Information supplied —
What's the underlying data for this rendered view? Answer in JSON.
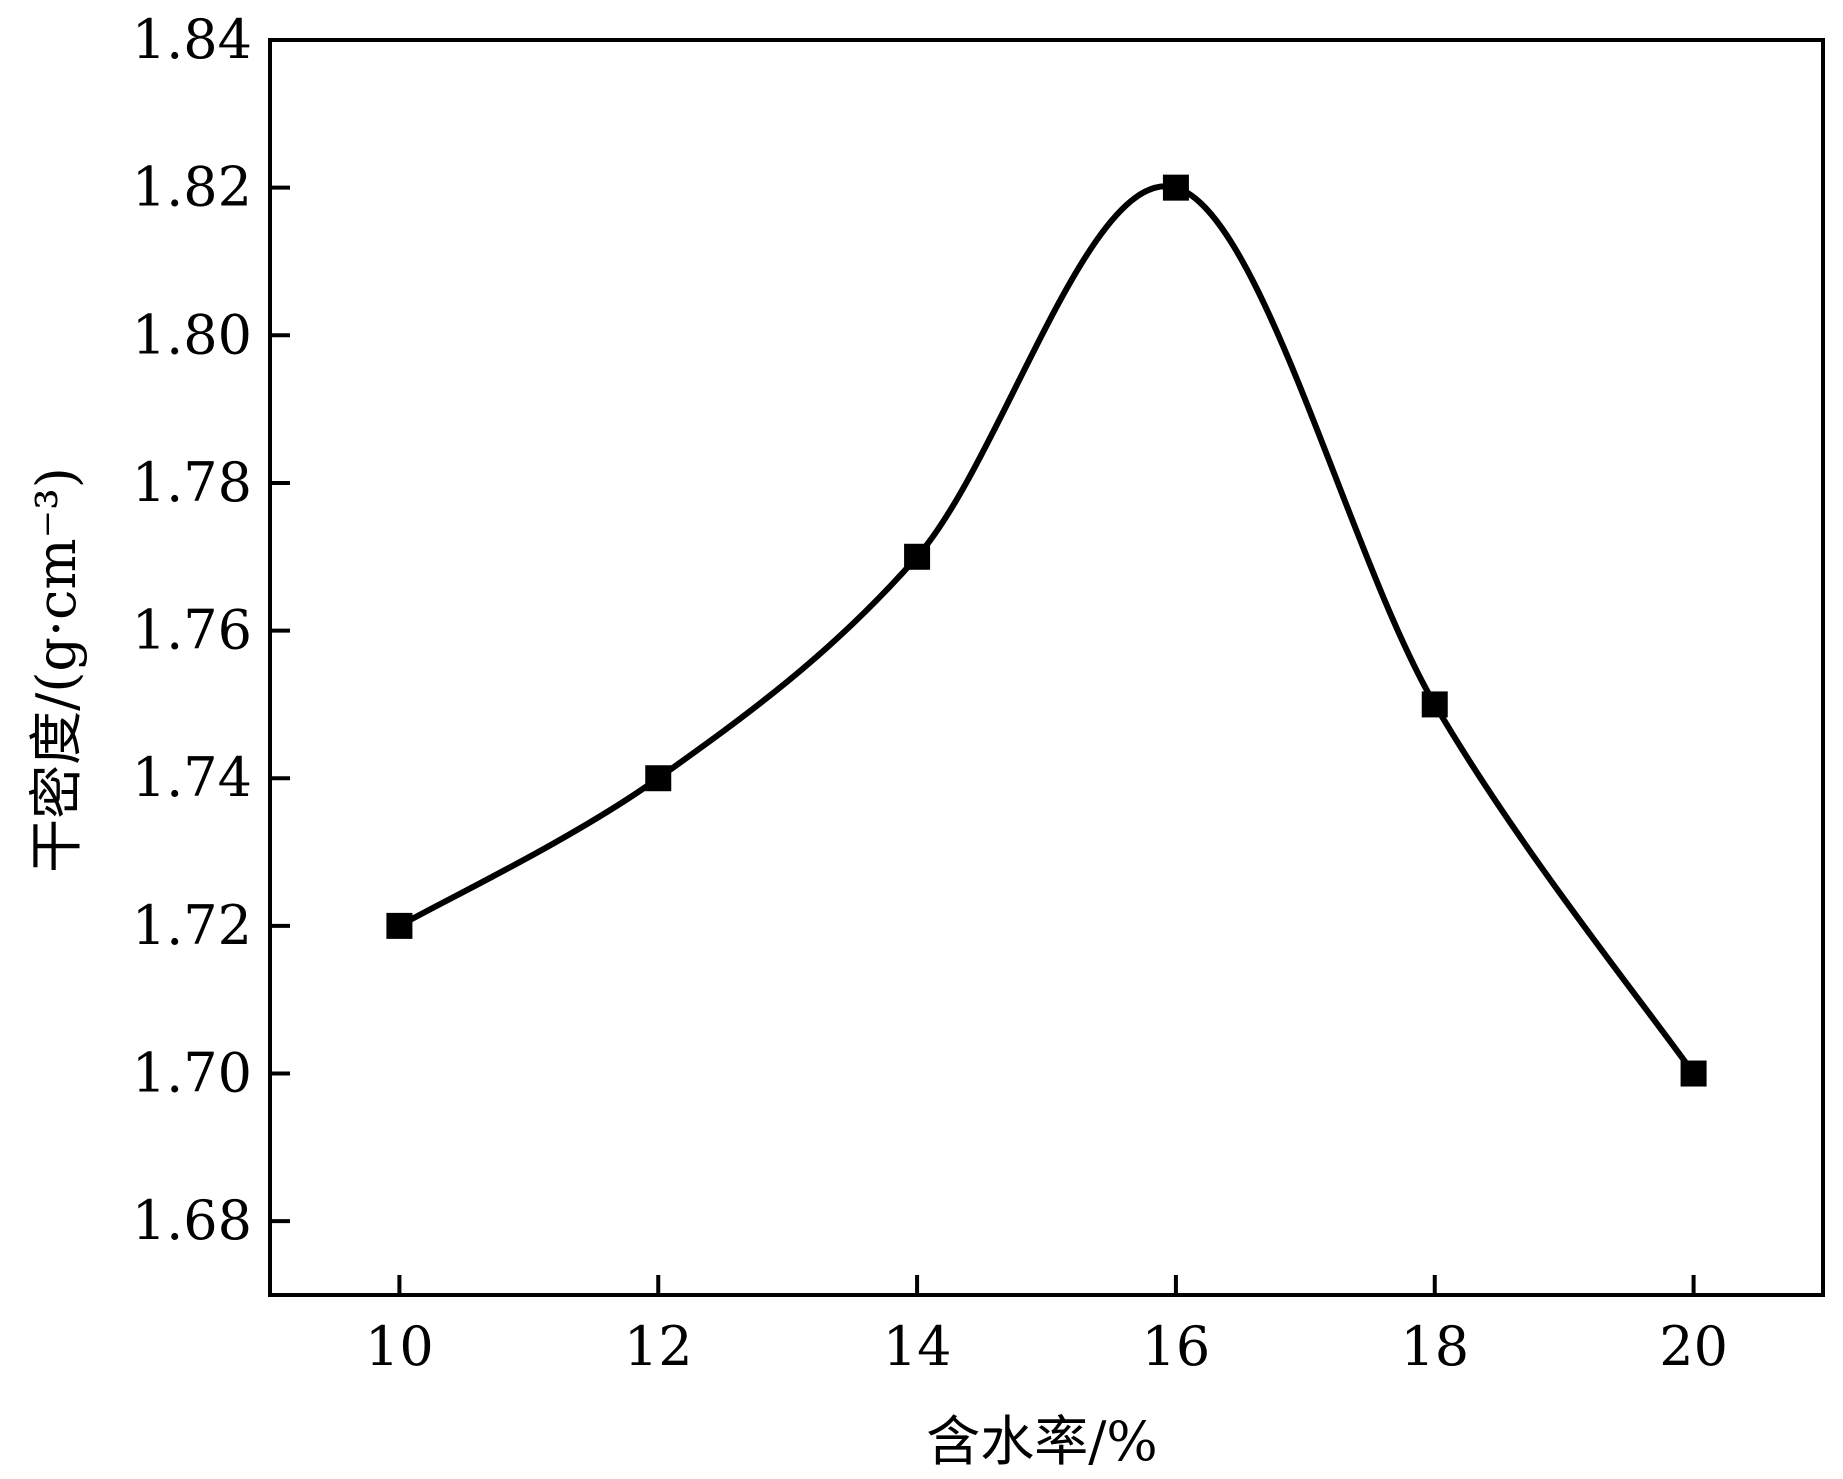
{
  "chart_data": {
    "type": "line",
    "xlabel": "含水率/%",
    "ylabel": "干密度/(g·cm⁻³)",
    "xlim": [
      9,
      21
    ],
    "ylim": [
      1.67,
      1.84
    ],
    "x_ticks": [
      "10",
      "12",
      "14",
      "16",
      "18",
      "20"
    ],
    "y_ticks": [
      "1.68",
      "1.70",
      "1.72",
      "1.74",
      "1.76",
      "1.78",
      "1.80",
      "1.82",
      "1.84"
    ],
    "series": [
      {
        "x": [
          10,
          12,
          14,
          16,
          18,
          20
        ],
        "y": [
          1.72,
          1.74,
          1.77,
          1.82,
          1.75,
          1.7
        ],
        "marker": "square",
        "line": "smooth",
        "color": "#000000"
      }
    ],
    "grid": false,
    "legend": "none"
  }
}
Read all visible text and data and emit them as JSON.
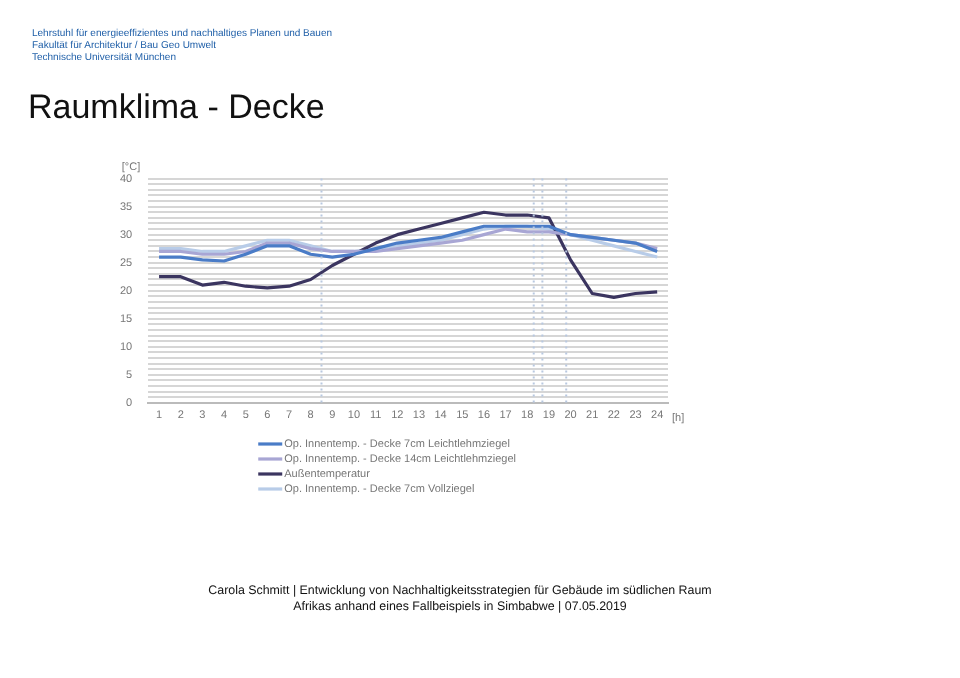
{
  "chart_data": {
    "type": "line",
    "title": "Raumklima - Decke",
    "annotations": [
      "Lehrstuhl für energieeffizientes und nachhaltiges Planen und Bauen",
      "Fakultät für Architektur / Bau Geo Umwelt",
      "Technische Universität München",
      "Carola Schmitt | Entwicklung von Nachhaltigkeitsstrategien  für Gebäude im südlichen Raum",
      "Afrikas anhand eines Fallbeispiels in Simbabwe | 07.05.2019"
    ],
    "xlabel": "[h]",
    "ylabel": "[°C]",
    "x": [
      1,
      2,
      3,
      4,
      5,
      6,
      7,
      8,
      9,
      10,
      11,
      12,
      13,
      14,
      15,
      16,
      17,
      18,
      19,
      20,
      21,
      22,
      23,
      24
    ],
    "xlim": [
      0.5,
      24.5
    ],
    "xticks": [
      1,
      2,
      3,
      4,
      5,
      6,
      7,
      8,
      9,
      10,
      11,
      12,
      13,
      14,
      15,
      16,
      17,
      18,
      19,
      20,
      21,
      22,
      23,
      24
    ],
    "ylim": [
      0,
      40
    ],
    "yticks": [
      0,
      {
        "value": 1,
        "label": null
      },
      {
        "value": 2,
        "label": null
      },
      {
        "value": 3,
        "label": null
      },
      {
        "value": 4,
        "label": null
      },
      5,
      {
        "value": 6,
        "label": null
      },
      {
        "value": 7,
        "label": null
      },
      {
        "value": 8,
        "label": null
      },
      {
        "value": 9,
        "label": null
      },
      10,
      {
        "value": 11,
        "label": null
      },
      {
        "value": 12,
        "label": null
      },
      {
        "value": 13,
        "label": null
      },
      {
        "value": 14,
        "label": null
      },
      15,
      {
        "value": 16,
        "label": null
      },
      {
        "value": 17,
        "label": null
      },
      {
        "value": 18,
        "label": null
      },
      {
        "value": 19,
        "label": null
      },
      20,
      {
        "value": 21,
        "label": null
      },
      {
        "value": 22,
        "label": null
      },
      {
        "value": 23,
        "label": null
      },
      {
        "value": 24,
        "label": null
      },
      25,
      {
        "value": 26,
        "label": null
      },
      {
        "value": 27,
        "label": null
      },
      {
        "value": 28,
        "label": null
      },
      {
        "value": 29,
        "label": null
      },
      30,
      {
        "value": 31,
        "label": null
      },
      {
        "value": 32,
        "label": null
      },
      {
        "value": 33,
        "label": null
      },
      {
        "value": 34,
        "label": null
      },
      35,
      {
        "value": 36,
        "label": null
      },
      {
        "value": 37,
        "label": null
      },
      {
        "value": 38,
        "label": null
      },
      {
        "value": 39,
        "label": null
      },
      40
    ],
    "grid": "y",
    "legend": "bottom",
    "marker": "none",
    "line_style": "solid",
    "ref_lines": [
      {
        "axis": "x",
        "value": 8.5,
        "color": "#b8c8e0",
        "line_style": "dotted"
      },
      {
        "axis": "x",
        "value": 18.3,
        "color": "#b8c8e0",
        "line_style": "dotted"
      },
      {
        "axis": "x",
        "value": 18.7,
        "color": "#b8c8e0",
        "line_style": "dotted"
      },
      {
        "axis": "x",
        "value": 19.8,
        "color": "#b8c8e0",
        "line_style": "dotted"
      }
    ],
    "series": [
      {
        "name": "Op. Innentemp. - Decke 7cm Leichtlehmziegel",
        "color": "#4a7cc7",
        "values": [
          26,
          26,
          25.5,
          25.3,
          26.5,
          28,
          28,
          26.5,
          26,
          26.5,
          27.5,
          28.5,
          29,
          29.5,
          30.5,
          31.5,
          31.5,
          31.5,
          31.5,
          30,
          29.5,
          29,
          28.5,
          27
        ]
      },
      {
        "name": "Op. Innentemp. - Decke 14cm Leichtlehmziegel",
        "color": "#a8a6d4",
        "values": [
          27,
          27,
          26.5,
          26.5,
          27,
          28.5,
          28.5,
          27.5,
          27,
          27,
          27,
          27.5,
          28,
          28.5,
          29,
          30,
          31,
          30.5,
          30.5,
          30,
          29.5,
          29,
          28.5,
          27.5
        ]
      },
      {
        "name": "Außentemperatur",
        "color": "#3b3560",
        "values": [
          22.5,
          22.5,
          21,
          21.5,
          20.8,
          20.5,
          20.8,
          22,
          24.5,
          26.5,
          28.5,
          30,
          31,
          32,
          33,
          34,
          33.5,
          33.5,
          33,
          25.5,
          19.5,
          18.8,
          19.5,
          19.8
        ]
      },
      {
        "name": "Op. Innentemp. - Decke 7cm Vollziegel",
        "color": "#b8cce8",
        "values": [
          27.5,
          27.5,
          27,
          27,
          28,
          29,
          29,
          28,
          27,
          27,
          27.5,
          28,
          28.5,
          29,
          30,
          31,
          31.5,
          31.5,
          31,
          30,
          29,
          28,
          27,
          26
        ]
      }
    ]
  }
}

Prompt —
Make a word-for-word copy of the entries, without any pictures.

Solution for this exercise —
What's the underlying data for this rendered view? Answer in JSON.
{
  "chart_data": {
    "type": "line",
    "xlabel": "含水率/%",
    "ylabel": "干密度/(g·cm⁻³)",
    "xlim": [
      9,
      21
    ],
    "ylim": [
      1.67,
      1.84
    ],
    "x_ticks": [
      "10",
      "12",
      "14",
      "16",
      "18",
      "20"
    ],
    "y_ticks": [
      "1.68",
      "1.70",
      "1.72",
      "1.74",
      "1.76",
      "1.78",
      "1.80",
      "1.82",
      "1.84"
    ],
    "series": [
      {
        "x": [
          10,
          12,
          14,
          16,
          18,
          20
        ],
        "y": [
          1.72,
          1.74,
          1.77,
          1.82,
          1.75,
          1.7
        ],
        "marker": "square",
        "line": "smooth",
        "color": "#000000"
      }
    ],
    "grid": false,
    "legend": "none"
  }
}
Read all visible text and data and emit them as JSON.
{
  "chart_data": {
    "type": "line",
    "title": "Raumklima - Decke",
    "annotations": [
      "Lehrstuhl für energieeffizientes und nachhaltiges Planen und Bauen",
      "Fakultät für Architektur / Bau Geo Umwelt",
      "Technische Universität München",
      "Carola Schmitt | Entwicklung von Nachhaltigkeitsstrategien  für Gebäude im südlichen Raum",
      "Afrikas anhand eines Fallbeispiels in Simbabwe | 07.05.2019"
    ],
    "xlabel": "[h]",
    "ylabel": "[°C]",
    "x": [
      1,
      2,
      3,
      4,
      5,
      6,
      7,
      8,
      9,
      10,
      11,
      12,
      13,
      14,
      15,
      16,
      17,
      18,
      19,
      20,
      21,
      22,
      23,
      24
    ],
    "xlim": [
      0.5,
      24.5
    ],
    "xticks": [
      1,
      2,
      3,
      4,
      5,
      6,
      7,
      8,
      9,
      10,
      11,
      12,
      13,
      14,
      15,
      16,
      17,
      18,
      19,
      20,
      21,
      22,
      23,
      24
    ],
    "ylim": [
      0,
      40
    ],
    "yticks": [
      0,
      {
        "value": 1,
        "label": null
      },
      {
        "value": 2,
        "label": null
      },
      {
        "value": 3,
        "label": null
      },
      {
        "value": 4,
        "label": null
      },
      5,
      {
        "value": 6,
        "label": null
      },
      {
        "value": 7,
        "label": null
      },
      {
        "value": 8,
        "label": null
      },
      {
        "value": 9,
        "label": null
      },
      10,
      {
        "value": 11,
        "label": null
      },
      {
        "value": 12,
        "label": null
      },
      {
        "value": 13,
        "label": null
      },
      {
        "value": 14,
        "label": null
      },
      15,
      {
        "value": 16,
        "label": null
      },
      {
        "value": 17,
        "label": null
      },
      {
        "value": 18,
        "label": null
      },
      {
        "value": 19,
        "label": null
      },
      20,
      {
        "value": 21,
        "label": null
      },
      {
        "value": 22,
        "label": null
      },
      {
        "value": 23,
        "label": null
      },
      {
        "value": 24,
        "label": null
      },
      25,
      {
        "value": 26,
        "label": null
      },
      {
        "value": 27,
        "label": null
      },
      {
        "value": 28,
        "label": null
      },
      {
        "value": 29,
        "label": null
      },
      30,
      {
        "value": 31,
        "label": null
      },
      {
        "value": 32,
        "label": null
      },
      {
        "value": 33,
        "label": null
      },
      {
        "value": 34,
        "label": null
      },
      35,
      {
        "value": 36,
        "label": null
      },
      {
        "value": 37,
        "label": null
      },
      {
        "value": 38,
        "label": null
      },
      {
        "value": 39,
        "label": null
      },
      40
    ],
    "grid": "y",
    "legend": "bottom",
    "marker": "none",
    "line_style": "solid",
    "ref_lines": [
      {
        "axis": "x",
        "value": 8.5,
        "color": "#b8c8e0",
        "line_style": "dotted"
      },
      {
        "axis": "x",
        "value": 18.3,
        "color": "#b8c8e0",
        "line_style": "dotted"
      },
      {
        "axis": "x",
        "value": 18.7,
        "color": "#b8c8e0",
        "line_style": "dotted"
      },
      {
        "axis": "x",
        "value": 19.8,
        "color": "#b8c8e0",
        "line_style": "dotted"
      }
    ],
    "series": [
      {
        "name": "Op. Innentemp. - Decke 7cm Leichtlehmziegel",
        "color": "#4a7cc7",
        "values": [
          26,
          26,
          25.5,
          25.3,
          26.5,
          28,
          28,
          26.5,
          26,
          26.5,
          27.5,
          28.5,
          29,
          29.5,
          30.5,
          31.5,
          31.5,
          31.5,
          31.5,
          30,
          29.5,
          29,
          28.5,
          27
        ]
      },
      {
        "name": "Op. Innentemp. - Decke 14cm Leichtlehmziegel",
        "color": "#a8a6d4",
        "values": [
          27,
          27,
          26.5,
          26.5,
          27,
          28.5,
          28.5,
          27.5,
          27,
          27,
          27,
          27.5,
          28,
          28.5,
          29,
          30,
          31,
          30.5,
          30.5,
          30,
          29.5,
          29,
          28.5,
          27.5
        ]
      },
      {
        "name": "Außentemperatur",
        "color": "#3b3560",
        "values": [
          22.5,
          22.5,
          21,
          21.5,
          20.8,
          20.5,
          20.8,
          22,
          24.5,
          26.5,
          28.5,
          30,
          31,
          32,
          33,
          34,
          33.5,
          33.5,
          33,
          25.5,
          19.5,
          18.8,
          19.5,
          19.8
        ]
      },
      {
        "name": "Op. Innentemp. - Decke 7cm Vollziegel",
        "color": "#b8cce8",
        "values": [
          27.5,
          27.5,
          27,
          27,
          28,
          29,
          29,
          28,
          27,
          27,
          27.5,
          28,
          28.5,
          29,
          30,
          31,
          31.5,
          31.5,
          31,
          30,
          29,
          28,
          27,
          26
        ]
      }
    ]
  }
}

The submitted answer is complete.